THE REQUEST: Write the rows below as a JSON list of strings, one string per row, skipping blank lines. Include only the part that starts with the row containing "volume-bar (69, 509, 73, 517)" and ends with the row containing "volume-bar (470, 512, 475, 517)", with both of those rows included.

DATA RECORDS:
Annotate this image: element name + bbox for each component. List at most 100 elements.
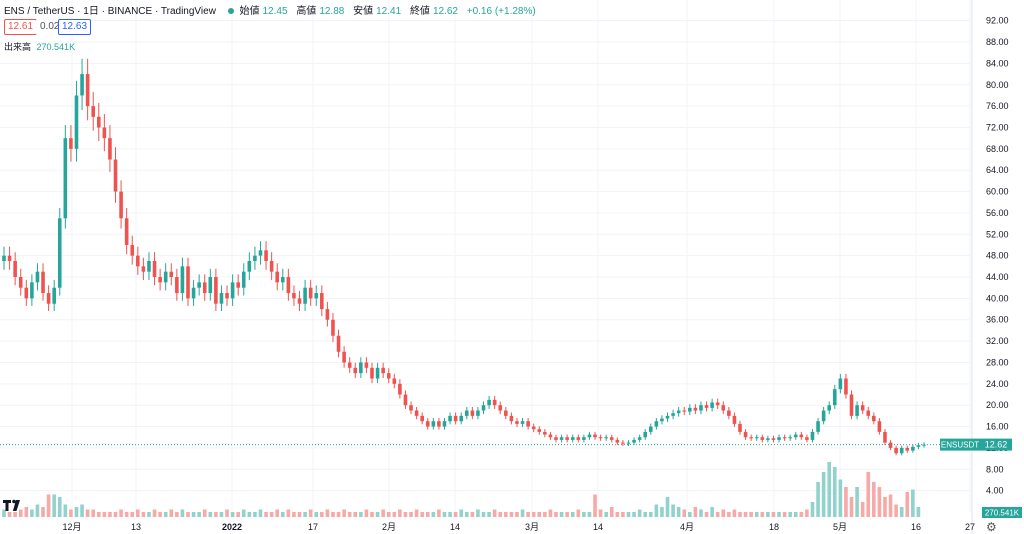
volume-bar (69, 509, 73, 517)
last-price-symbol-badge (940, 438, 980, 451)
volume-bar (805, 509, 809, 517)
candle-body (598, 437, 603, 439)
candle-body (158, 277, 162, 283)
candle-body (771, 438, 776, 440)
volume-bar (331, 512, 335, 517)
candle-body (453, 415, 458, 422)
price-tick-label: 32.00 (986, 336, 1009, 346)
price-tick-label: 28.00 (986, 357, 1009, 367)
candle-body (509, 415, 514, 422)
volume-bar (208, 512, 213, 517)
volume-bar (615, 512, 620, 517)
volume-bar (308, 509, 313, 517)
volume-bar (420, 512, 424, 517)
ask-price-box[interactable]: 12.63 (58, 19, 92, 35)
volume-bar (470, 512, 475, 517)
volume-bar (180, 509, 185, 517)
high-label: 高値 (296, 6, 317, 17)
time-tick-label: 14 (450, 522, 460, 532)
candle-body (554, 437, 558, 440)
volume-bar (130, 512, 135, 517)
tradingview-logo-icon[interactable] (2, 498, 24, 512)
candle-body (308, 287, 313, 299)
candle-body (570, 437, 575, 440)
volume-bar (565, 512, 569, 517)
time-tick-label: 2022 (222, 522, 242, 532)
volume-bar (738, 512, 742, 517)
volume-bar (788, 512, 792, 517)
candle-body (353, 367, 358, 374)
candle-body (844, 378, 848, 395)
price-tick-label: 72.00 (986, 122, 1009, 132)
volume-bar (749, 512, 753, 517)
candle-body (425, 421, 430, 427)
candle-body (738, 423, 742, 432)
settings-gear-icon[interactable]: ⚙ (986, 520, 997, 534)
volume-bar (253, 512, 257, 517)
volume-bar (777, 512, 781, 517)
candle-body (760, 437, 765, 440)
volume-label: 出来高 (4, 42, 32, 52)
candle-body (175, 277, 179, 294)
volume-bar (838, 479, 843, 517)
volume-bar (732, 509, 737, 517)
candle-body (576, 437, 581, 440)
symbol-title[interactable]: ENS / TetherUS · 1日 · BINANCE · TradingV… (4, 6, 216, 17)
volume-bar (375, 512, 380, 517)
candle-body (336, 335, 341, 352)
volume-bar (593, 494, 597, 517)
volume-bar (136, 509, 140, 517)
volume-bar (459, 509, 464, 517)
volume-bar (531, 512, 536, 517)
price-axis: 4.008.0012.0016.0020.0024.0028.0032.0036… (971, 0, 1009, 534)
candle-body (381, 367, 385, 374)
candle-body (565, 437, 569, 440)
volume-bar (197, 512, 201, 517)
volume-bar (214, 512, 218, 517)
time-tick-label: 4月 (680, 522, 694, 532)
time-tick-label: 18 (769, 522, 779, 532)
candle-body (286, 277, 291, 294)
volume-bar (648, 512, 653, 517)
volume-bar (598, 509, 603, 517)
volume-bar (637, 509, 642, 517)
volume-bar (102, 512, 107, 517)
candle-body (359, 362, 363, 374)
candle-body (827, 405, 832, 411)
volume-bar (236, 512, 240, 517)
candle-body (63, 138, 68, 219)
candle-body (108, 138, 112, 160)
candle-body (905, 447, 910, 451)
candle-body (492, 399, 497, 406)
candle-body (141, 266, 146, 272)
candle-body (459, 415, 464, 422)
volume-bar (743, 512, 748, 517)
volume-bar (286, 509, 291, 517)
volume-bar (515, 512, 519, 517)
candle-body (186, 266, 190, 299)
candle-body (386, 373, 391, 379)
volume-bar (347, 512, 352, 517)
candle-body (241, 271, 246, 288)
candle-body (342, 351, 346, 363)
volume-bar (158, 512, 162, 517)
volume-bar (682, 509, 687, 517)
last-price-badge (980, 438, 1012, 451)
candle-body (470, 410, 475, 416)
candle-body (515, 421, 519, 424)
volume-bar (442, 512, 447, 517)
volume-bar (710, 507, 714, 517)
open-label: 始値 (239, 6, 260, 17)
volume-bar (381, 509, 385, 517)
volume-bar (520, 509, 525, 517)
candle-body (727, 410, 731, 416)
candle-body (258, 250, 263, 256)
time-tick-label: 5月 (833, 522, 847, 532)
bid-price-box[interactable]: 12.61 (4, 19, 38, 35)
volume-bar (715, 512, 720, 517)
volume-bar (832, 467, 837, 517)
candle-body (743, 431, 748, 438)
candle-body (2, 255, 6, 261)
chart-header: ENS / TetherUS · 1日 · BINANCE · TradingV… (4, 2, 542, 17)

WRITTEN ANSWER:
[
  "volume-bar (69, 509, 73, 517)",
  "last-price-symbol-badge (940, 438, 980, 451)",
  "volume-bar (805, 509, 809, 517)",
  "candle-body (598, 437, 603, 439)",
  "candle-body (158, 277, 162, 283)",
  "candle-body (771, 438, 776, 440)",
  "volume-bar (331, 512, 335, 517)",
  "candle-body (453, 415, 458, 422)",
  "price-tick-label: 32.00 (986, 336, 1009, 346)",
  "price-tick-label: 28.00 (986, 357, 1009, 367)",
  "candle-body (509, 415, 514, 422)",
  "volume-bar (208, 512, 213, 517)",
  "volume-bar (615, 512, 620, 517)",
  "volume-bar (308, 509, 313, 517)",
  "volume-bar (420, 512, 424, 517)",
  "ask-price-box[interactable]: 12.63 (58, 19, 92, 35)",
  "volume-bar (470, 512, 475, 517)"
]